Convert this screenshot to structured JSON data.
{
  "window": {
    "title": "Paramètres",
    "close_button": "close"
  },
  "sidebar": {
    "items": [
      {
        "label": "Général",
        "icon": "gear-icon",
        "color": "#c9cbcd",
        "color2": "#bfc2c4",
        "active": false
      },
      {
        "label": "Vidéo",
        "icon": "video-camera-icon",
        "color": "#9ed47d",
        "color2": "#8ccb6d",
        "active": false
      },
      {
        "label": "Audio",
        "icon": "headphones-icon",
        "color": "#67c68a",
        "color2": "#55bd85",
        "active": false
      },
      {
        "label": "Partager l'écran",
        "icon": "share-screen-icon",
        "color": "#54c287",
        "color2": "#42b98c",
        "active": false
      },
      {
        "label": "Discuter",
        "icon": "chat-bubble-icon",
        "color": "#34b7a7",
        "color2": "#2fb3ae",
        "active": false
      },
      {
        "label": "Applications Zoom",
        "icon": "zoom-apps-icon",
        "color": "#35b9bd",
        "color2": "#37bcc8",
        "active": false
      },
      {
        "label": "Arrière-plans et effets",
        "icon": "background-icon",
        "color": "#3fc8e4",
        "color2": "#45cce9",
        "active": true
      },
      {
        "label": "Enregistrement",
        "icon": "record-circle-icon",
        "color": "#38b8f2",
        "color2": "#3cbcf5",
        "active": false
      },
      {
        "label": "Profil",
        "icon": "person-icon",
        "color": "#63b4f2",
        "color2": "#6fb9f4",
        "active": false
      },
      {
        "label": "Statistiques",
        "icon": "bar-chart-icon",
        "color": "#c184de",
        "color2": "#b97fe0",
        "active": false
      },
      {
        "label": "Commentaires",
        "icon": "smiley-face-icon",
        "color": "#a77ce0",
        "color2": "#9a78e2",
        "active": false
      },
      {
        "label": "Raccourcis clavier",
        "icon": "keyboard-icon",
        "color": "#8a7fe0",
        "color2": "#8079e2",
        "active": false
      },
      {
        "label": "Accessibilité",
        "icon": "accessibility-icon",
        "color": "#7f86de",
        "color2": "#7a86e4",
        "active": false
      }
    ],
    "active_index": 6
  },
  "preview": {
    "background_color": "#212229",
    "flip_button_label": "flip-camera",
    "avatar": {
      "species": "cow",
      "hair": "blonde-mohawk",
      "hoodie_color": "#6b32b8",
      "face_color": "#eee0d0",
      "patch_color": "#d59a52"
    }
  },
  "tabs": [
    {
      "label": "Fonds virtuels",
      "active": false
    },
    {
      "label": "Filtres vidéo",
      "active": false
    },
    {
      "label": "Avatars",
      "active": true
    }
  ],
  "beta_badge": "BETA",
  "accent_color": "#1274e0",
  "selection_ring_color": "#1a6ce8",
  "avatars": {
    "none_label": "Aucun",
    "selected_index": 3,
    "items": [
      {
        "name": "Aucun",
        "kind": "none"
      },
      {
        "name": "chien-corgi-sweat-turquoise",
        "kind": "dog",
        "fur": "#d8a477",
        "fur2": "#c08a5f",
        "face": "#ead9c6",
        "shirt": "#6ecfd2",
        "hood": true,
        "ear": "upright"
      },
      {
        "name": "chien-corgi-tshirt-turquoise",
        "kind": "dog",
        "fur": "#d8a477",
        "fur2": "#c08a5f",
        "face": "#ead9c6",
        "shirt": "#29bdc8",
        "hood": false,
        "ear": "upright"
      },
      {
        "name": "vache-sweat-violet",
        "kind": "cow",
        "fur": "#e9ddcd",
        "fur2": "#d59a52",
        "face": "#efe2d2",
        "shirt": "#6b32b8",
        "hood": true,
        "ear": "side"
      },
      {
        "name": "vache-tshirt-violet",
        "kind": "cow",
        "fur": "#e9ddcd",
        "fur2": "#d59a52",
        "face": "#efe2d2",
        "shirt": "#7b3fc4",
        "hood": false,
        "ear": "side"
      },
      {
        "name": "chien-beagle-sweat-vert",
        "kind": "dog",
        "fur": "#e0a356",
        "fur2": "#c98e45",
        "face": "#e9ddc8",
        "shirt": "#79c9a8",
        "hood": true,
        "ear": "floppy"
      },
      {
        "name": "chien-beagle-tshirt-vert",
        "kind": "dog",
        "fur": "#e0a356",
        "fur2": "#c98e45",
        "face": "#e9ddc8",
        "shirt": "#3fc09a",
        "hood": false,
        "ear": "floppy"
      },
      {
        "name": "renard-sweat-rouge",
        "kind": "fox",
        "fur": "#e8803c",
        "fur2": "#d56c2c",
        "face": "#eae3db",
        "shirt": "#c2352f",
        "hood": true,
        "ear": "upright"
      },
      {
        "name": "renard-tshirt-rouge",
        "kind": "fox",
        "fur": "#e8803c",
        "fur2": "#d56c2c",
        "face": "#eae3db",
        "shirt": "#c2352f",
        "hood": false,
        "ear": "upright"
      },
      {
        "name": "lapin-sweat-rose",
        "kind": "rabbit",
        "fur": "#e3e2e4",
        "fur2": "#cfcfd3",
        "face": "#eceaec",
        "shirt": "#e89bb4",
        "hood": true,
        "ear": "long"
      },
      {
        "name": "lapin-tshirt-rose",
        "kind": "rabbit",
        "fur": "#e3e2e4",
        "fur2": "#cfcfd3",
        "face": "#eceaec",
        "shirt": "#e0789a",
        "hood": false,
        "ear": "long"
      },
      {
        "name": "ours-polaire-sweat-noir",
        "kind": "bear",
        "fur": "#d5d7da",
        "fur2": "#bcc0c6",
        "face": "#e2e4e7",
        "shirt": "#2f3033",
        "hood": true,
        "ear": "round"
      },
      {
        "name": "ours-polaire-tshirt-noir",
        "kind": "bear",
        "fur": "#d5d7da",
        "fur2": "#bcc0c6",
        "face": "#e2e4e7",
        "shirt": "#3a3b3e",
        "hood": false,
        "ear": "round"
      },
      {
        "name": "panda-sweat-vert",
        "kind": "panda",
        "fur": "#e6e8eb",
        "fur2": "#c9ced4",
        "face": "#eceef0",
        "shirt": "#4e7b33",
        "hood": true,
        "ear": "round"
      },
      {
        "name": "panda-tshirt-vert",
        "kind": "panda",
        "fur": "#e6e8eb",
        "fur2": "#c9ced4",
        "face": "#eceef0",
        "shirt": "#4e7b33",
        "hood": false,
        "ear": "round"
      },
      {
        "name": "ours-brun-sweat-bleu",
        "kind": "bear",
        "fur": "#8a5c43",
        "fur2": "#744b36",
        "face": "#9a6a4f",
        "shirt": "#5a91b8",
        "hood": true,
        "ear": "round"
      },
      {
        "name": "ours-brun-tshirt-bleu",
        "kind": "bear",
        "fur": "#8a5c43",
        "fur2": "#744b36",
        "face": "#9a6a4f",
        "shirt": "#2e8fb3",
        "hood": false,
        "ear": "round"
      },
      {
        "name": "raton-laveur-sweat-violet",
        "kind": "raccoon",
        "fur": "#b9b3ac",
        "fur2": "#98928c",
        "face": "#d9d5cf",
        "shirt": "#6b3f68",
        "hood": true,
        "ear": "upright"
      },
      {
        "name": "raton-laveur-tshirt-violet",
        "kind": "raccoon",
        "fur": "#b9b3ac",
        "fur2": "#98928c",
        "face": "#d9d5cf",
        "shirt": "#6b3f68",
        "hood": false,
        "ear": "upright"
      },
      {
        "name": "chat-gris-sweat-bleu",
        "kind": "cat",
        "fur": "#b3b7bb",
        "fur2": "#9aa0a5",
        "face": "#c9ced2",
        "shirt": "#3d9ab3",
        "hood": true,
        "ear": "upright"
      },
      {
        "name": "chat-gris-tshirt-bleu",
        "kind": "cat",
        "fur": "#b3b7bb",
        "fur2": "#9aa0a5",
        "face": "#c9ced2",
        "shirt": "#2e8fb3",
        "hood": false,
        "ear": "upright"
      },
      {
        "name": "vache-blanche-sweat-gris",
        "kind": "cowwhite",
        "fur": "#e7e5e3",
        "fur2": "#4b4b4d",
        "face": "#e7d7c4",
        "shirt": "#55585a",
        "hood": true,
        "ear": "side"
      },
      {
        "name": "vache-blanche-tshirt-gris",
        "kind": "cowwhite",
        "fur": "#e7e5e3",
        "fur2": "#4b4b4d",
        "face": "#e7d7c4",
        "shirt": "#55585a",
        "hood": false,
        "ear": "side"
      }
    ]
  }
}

■ WRITTEN EXERCISE: Search the data above for the string "beagle" and return every line that has it.

■ EXERCISE RESPONSE:
        "name": "chien-beagle-sweat-vert",
        "name": "chien-beagle-tshirt-vert",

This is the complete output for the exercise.